### Task requirements
Print every record below exactly as written.

### The records
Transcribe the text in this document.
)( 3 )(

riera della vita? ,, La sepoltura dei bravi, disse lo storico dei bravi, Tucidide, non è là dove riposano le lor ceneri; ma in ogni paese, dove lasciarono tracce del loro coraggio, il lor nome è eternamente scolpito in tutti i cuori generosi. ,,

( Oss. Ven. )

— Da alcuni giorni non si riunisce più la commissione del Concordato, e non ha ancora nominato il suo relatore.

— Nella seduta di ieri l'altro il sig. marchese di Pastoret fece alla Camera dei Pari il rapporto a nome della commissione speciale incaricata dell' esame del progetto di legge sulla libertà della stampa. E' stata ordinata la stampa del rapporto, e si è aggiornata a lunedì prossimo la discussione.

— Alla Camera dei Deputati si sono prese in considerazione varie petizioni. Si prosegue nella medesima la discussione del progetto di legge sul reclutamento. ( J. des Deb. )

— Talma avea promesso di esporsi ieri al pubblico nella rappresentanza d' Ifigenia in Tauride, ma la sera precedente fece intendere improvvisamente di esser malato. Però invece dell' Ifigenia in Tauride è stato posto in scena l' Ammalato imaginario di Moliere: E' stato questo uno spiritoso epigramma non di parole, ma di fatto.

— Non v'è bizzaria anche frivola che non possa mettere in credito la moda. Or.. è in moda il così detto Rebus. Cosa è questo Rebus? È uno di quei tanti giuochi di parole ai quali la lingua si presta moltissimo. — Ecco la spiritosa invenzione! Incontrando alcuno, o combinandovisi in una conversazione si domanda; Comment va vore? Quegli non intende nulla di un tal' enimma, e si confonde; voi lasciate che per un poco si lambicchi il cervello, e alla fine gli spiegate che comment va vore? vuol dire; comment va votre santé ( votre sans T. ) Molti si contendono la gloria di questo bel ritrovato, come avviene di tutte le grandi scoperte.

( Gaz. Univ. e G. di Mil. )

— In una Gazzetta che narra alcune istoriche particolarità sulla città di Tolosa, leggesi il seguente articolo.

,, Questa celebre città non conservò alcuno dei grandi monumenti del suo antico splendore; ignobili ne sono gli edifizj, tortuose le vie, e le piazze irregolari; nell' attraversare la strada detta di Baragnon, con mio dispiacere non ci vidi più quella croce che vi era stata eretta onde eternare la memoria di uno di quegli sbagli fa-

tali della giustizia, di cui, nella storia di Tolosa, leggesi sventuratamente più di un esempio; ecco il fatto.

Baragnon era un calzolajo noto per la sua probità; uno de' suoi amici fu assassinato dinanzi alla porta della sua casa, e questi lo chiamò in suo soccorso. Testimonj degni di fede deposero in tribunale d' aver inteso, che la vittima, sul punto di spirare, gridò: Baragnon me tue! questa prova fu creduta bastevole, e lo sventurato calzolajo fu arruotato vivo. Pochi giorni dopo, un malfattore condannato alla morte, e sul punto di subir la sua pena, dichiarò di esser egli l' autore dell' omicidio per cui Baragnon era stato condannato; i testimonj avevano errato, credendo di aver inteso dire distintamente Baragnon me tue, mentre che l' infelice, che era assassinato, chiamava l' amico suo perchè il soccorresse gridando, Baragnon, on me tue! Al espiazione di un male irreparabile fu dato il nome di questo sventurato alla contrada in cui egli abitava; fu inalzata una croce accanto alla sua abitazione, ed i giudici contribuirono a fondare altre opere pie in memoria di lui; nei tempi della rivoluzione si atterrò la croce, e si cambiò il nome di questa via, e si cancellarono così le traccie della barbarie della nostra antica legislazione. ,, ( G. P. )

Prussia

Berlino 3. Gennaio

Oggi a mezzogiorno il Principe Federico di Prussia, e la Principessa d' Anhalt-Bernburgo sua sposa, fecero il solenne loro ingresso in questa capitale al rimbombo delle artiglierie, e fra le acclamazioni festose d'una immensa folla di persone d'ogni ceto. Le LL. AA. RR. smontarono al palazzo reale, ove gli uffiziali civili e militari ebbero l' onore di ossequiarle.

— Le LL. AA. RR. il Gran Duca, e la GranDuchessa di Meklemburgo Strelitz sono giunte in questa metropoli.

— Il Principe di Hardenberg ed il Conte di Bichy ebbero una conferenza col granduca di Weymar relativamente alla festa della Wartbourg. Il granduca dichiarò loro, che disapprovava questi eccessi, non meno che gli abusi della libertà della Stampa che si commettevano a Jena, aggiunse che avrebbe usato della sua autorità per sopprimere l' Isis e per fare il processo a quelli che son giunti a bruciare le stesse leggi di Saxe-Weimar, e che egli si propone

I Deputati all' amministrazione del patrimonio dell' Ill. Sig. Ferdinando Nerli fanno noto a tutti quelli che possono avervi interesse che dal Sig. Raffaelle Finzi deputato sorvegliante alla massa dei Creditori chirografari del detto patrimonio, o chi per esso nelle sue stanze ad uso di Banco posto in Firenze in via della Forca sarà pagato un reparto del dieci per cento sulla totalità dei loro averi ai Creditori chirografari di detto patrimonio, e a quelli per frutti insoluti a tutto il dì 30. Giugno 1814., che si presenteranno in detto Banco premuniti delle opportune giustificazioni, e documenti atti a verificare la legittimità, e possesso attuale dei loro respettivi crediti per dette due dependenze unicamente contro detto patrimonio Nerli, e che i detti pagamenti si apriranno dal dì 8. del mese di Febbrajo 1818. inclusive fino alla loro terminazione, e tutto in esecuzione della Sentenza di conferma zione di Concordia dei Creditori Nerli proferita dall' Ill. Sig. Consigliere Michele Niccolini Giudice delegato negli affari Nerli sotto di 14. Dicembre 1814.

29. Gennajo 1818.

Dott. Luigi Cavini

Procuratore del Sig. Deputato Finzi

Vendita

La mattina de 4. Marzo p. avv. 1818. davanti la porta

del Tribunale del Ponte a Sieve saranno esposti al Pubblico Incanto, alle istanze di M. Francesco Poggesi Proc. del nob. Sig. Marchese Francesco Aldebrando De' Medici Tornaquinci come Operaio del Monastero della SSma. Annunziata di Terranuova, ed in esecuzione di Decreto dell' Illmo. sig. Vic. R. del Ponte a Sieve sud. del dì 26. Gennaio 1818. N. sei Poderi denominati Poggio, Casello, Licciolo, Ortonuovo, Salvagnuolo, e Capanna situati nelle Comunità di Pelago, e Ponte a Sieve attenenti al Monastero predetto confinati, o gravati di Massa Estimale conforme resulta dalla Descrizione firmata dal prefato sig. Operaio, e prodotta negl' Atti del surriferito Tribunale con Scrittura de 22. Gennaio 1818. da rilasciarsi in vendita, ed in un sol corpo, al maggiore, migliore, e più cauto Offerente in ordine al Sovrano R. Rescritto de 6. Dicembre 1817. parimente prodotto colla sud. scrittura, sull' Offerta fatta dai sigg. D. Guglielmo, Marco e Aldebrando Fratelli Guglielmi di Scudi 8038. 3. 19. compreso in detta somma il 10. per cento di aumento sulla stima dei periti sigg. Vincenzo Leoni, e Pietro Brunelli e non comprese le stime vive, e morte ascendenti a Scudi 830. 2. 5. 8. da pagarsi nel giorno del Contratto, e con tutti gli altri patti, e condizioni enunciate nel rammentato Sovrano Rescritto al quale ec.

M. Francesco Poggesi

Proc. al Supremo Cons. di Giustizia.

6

### Exercise answer
Transcribe the text in this document.
)( 3 )(

riera della vita? ,, La sepoltura dei bravi, disse lo storico dei bravi, Tucidide, non è là dove riposano le lor ceneri; ma in ogni paese, dove lasciarono tracce del loro coraggio, il lor nome è eternamente scolpito in tutti i cuori generosi. ,,

( Oss. Ven. )

— Da alcuni giorni non si riunisce più la commissione del Concordato, e non ha ancora nominato il suo relatore.

— Nella seduta di ieri l'altro il sig. marchese di Pastoret fece alla Camera dei Pari il rapporto a nome della commissione speciale incaricata dell' esame del progetto di legge sulla libertà della stampa. E' stata ordinata la stampa del rapporto, e si è aggiornata a lunedì prossimo la discussione.

— Alla Camera dei Deputati si sono prese in considerazione varie petizioni. Si prosegue nella medesima la discussione del progetto di legge sul reclutamento. ( J. des Deb. )

— Talma avea promesso di esporsi ieri al pubblico nella rappresentanza d' Ifigenia in Tauride, ma la sera precedente fece intendere improvvisamente di esser malato. Però invece dell' Ifigenia in Tauride è stato posto in scena l' Ammalato imaginario di Moliere: E' stato questo uno spiritoso epigramma non di parole, ma di fatto.

— Non v'è bizzaria anche frivola che non possa mettere in credito la moda. Or.. è in moda il così detto Rebus. Cosa è questo Rebus? È uno di quei tanti giuochi di parole ai quali la lingua si presta moltissimo. — Ecco la spiritosa invenzione! Incontrando alcuno, o combinandovisi in una conversazione si domanda; Comment va vore? Quegli non intende nulla di un tal' enimma, e si confonde; voi lasciate che per un poco si lambicchi il cervello, e alla fine gli spiegate che comment va vore? vuol dire; comment va votre santé ( votre sans T. ) Molti si contendono la gloria di questo bel ritrovato, come avviene di tutte le grandi scoperte.

( Gaz. Univ. e G. di Mil. )

— In una Gazzetta che narra alcune istoriche particolarità sulla città di Tolosa, leggesi il seguente articolo.

,, Questa celebre città non conservò alcuno dei grandi monumenti del suo antico splendore; ignobili ne sono gli edifizj, tortuose le vie, e le piazze irregolari; nell' attraversare la strada detta di Baragnon, con mio dispiacere non ci vidi più quella croce che vi era stata eretta onde eternare la memoria di uno di quegli sbagli fa-

tali della giustizia, di cui, nella storia di Tolosa, leggesi sventuratamente più di un esempio; ecco il fatto.

Baragnon era un calzolajo noto per la sua probità; uno de' suoi amici fu assassinato dinanzi alla porta della sua casa, e questi lo chiamò in suo soccorso. Testimonj degni di fede deposero in tribunale d' aver inteso, che la vittima, sul punto di spirare, gridò: Baragnon me tue! questa prova fu creduta bastevole, e lo sventurato calzolajo fu arruotato vivo. Pochi giorni dopo, un malfattore condannato alla morte, e sul punto di subir la sua pena, dichiarò di esser egli l' autore dell' omicidio per cui Baragnon era stato condannato; i testimonj avevano errato, credendo di aver inteso dire distintamente Baragnon me tue, mentre che l' infelice, che era assassinato, chiamava l' amico suo perchè il soccorresse gridando, Baragnon, on me tue! Al espiazione di un male irreparabile fu dato il nome di questo sventurato alla contrada in cui egli abitava; fu inalzata una croce accanto alla sua abitazione, ed i giudici contribuirono a fondare altre opere pie in memoria di lui; nei tempi della rivoluzione si atterrò la croce, e si cambiò il nome di questa via, e si cancellarono così le traccie della barbarie della nostra antica legislazione. ,, ( G. P. )

Prussia

Berlino 3. Gennaio

Oggi a mezzogiorno il Principe Federico di Prussia, e la Principessa d' Anhalt-Bernburgo sua sposa, fecero il solenne loro ingresso in questa capitale al rimbombo delle artiglierie, e fra le acclamazioni festose d'una immensa folla di persone d'ogni ceto. Le LL. AA. RR. smontarono al palazzo reale, ove gli uffiziali civili e militari ebbero l' onore di ossequiarle.

— Le LL. AA. RR. il Gran Duca, e la GranDuchessa di Meklemburgo Strelitz sono giunte in questa metropoli.

— Il Principe di Hardenberg ed il Conte di Bichy ebbero una conferenza col granduca di Weymar relativamente alla festa della Wartbourg. Il granduca dichiarò loro, che disapprovava questi eccessi, non meno che gli abusi della libertà della Stampa che si commettevano a Jena, aggiunse che avrebbe usato della sua autorità per sopprimere l' Isis e per fare il processo a quelli che son giunti a bruciare le stesse leggi di Saxe-Weimar, e che egli si propone

I Deputati all' amministrazione del patrimonio dell' Ill. Sig. Ferdinando Nerli fanno noto a tutti quelli che possono avervi interesse che dal Sig. Raffaelle Finzi deputato sorvegliante alla massa dei Creditori chirografari del detto patrimonio, o chi per esso nelle sue stanze ad uso di Banco posto in Firenze in via della Forca sarà pagato un reparto del dieci per cento sulla totalità dei loro averi ai Creditori chirografari di detto patrimonio, e a quelli per frutti insoluti a tutto il dì 30. Giugno 1814., che si presenteranno in detto Banco premuniti delle opportune giustificazioni, e documenti atti a verificare la legittimità, e possesso attuale dei loro respettivi crediti per dette due dependenze unicamente contro detto patrimonio Nerli, e che i detti pagamenti si apriranno dal dì 8. del mese di Febbrajo 1818. inclusive fino alla loro terminazione, e tutto in esecuzione della Sentenza di conferma zione di Concordia dei Creditori Nerli proferita dall' Ill. Sig. Consigliere Michele Niccolini Giudice delegato negli affari Nerli sotto di 14. Dicembre 1814.

29. Gennajo 1818.

Dott. Luigi Cavini

Procuratore del Sig. Deputato Finzi

Vendita

La mattina de 4. Marzo p. avv. 1818. davanti la porta

del Tribunale del Ponte a Sieve saranno esposti al Pubblico Incanto, alle istanze di M. Francesco Poggesi Proc. del nob. Sig. Marchese Francesco Aldebrando De' Medici Tornaquinci come Operaio del Monastero della SSma. Annunziata di Terranuova, ed in esecuzione di Decreto dell' Illmo. sig. Vic. R. del Ponte a Sieve sud. del dì 26. Gennaio 1818. N. sei Poderi denominati Poggio, Casello, Licciolo, Ortonuovo, Salvagnuolo, e Capanna situati nelle Comunità di Pelago, e Ponte a Sieve attenenti al Monastero predetto confinati, o gravati di Massa Estimale conforme resulta dalla Descrizione firmata dal prefato sig. Operaio, e prodotta negl' Atti del surriferito Tribunale con Scrittura de 22. Gennaio 1818. da rilasciarsi in vendita, ed in un sol corpo, al maggiore, migliore, e più cauto Offerente in ordine al Sovrano R. Rescritto de 6. Dicembre 1817. parimente prodotto colla sud. scrittura, sull' Offerta fatta dai sigg. D. Guglielmo, Marco e Aldebrando Fratelli Guglielmi di Scudi 8038. 3. 19. compreso in detta somma il 10. per cento di aumento sulla stima dei periti sigg. Vincenzo Leoni, e Pietro Brunelli e non comprese le stime vive, e morte ascendenti a Scudi 830. 2. 5. 8. da pagarsi nel giorno del Contratto, e con tutti gli altri patti, e condizioni enunciate nel rammentato Sovrano Rescritto al quale ec.

M. Francesco Poggesi

Proc. al Supremo Cons. di Giustizia.

6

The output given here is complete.